SHORT TASK: Track down the lines that contain "surface" and copy them.

DATASET RECORDS:
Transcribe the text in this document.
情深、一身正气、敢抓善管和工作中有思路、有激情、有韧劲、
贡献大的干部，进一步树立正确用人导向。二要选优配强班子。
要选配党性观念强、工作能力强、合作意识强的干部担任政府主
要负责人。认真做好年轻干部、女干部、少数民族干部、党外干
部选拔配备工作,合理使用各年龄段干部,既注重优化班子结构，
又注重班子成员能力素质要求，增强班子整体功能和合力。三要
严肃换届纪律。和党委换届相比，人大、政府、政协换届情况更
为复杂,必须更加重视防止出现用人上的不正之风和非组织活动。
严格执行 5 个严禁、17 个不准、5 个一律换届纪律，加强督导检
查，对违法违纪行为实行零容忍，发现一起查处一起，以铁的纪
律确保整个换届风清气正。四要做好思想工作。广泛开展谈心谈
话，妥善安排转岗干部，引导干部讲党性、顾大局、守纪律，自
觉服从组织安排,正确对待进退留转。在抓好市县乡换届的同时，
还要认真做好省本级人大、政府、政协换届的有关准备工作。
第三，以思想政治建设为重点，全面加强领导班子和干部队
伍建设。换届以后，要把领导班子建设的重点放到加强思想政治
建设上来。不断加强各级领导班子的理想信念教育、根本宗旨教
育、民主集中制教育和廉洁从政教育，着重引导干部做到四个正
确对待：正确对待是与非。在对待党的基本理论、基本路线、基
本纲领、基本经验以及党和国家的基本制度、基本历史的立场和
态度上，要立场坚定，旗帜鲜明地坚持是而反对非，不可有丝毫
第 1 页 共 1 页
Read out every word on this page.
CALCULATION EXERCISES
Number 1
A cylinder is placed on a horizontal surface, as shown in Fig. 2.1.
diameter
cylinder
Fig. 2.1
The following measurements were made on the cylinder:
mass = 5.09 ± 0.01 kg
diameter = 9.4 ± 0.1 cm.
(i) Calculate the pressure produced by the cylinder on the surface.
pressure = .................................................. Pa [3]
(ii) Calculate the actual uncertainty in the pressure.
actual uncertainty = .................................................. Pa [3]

FULL ANSWER:
A cylinder is placed on a horizontal surface, as shown in Fig. 2.1.
(i) Calculate the pressure produced by the cylinder on the surface.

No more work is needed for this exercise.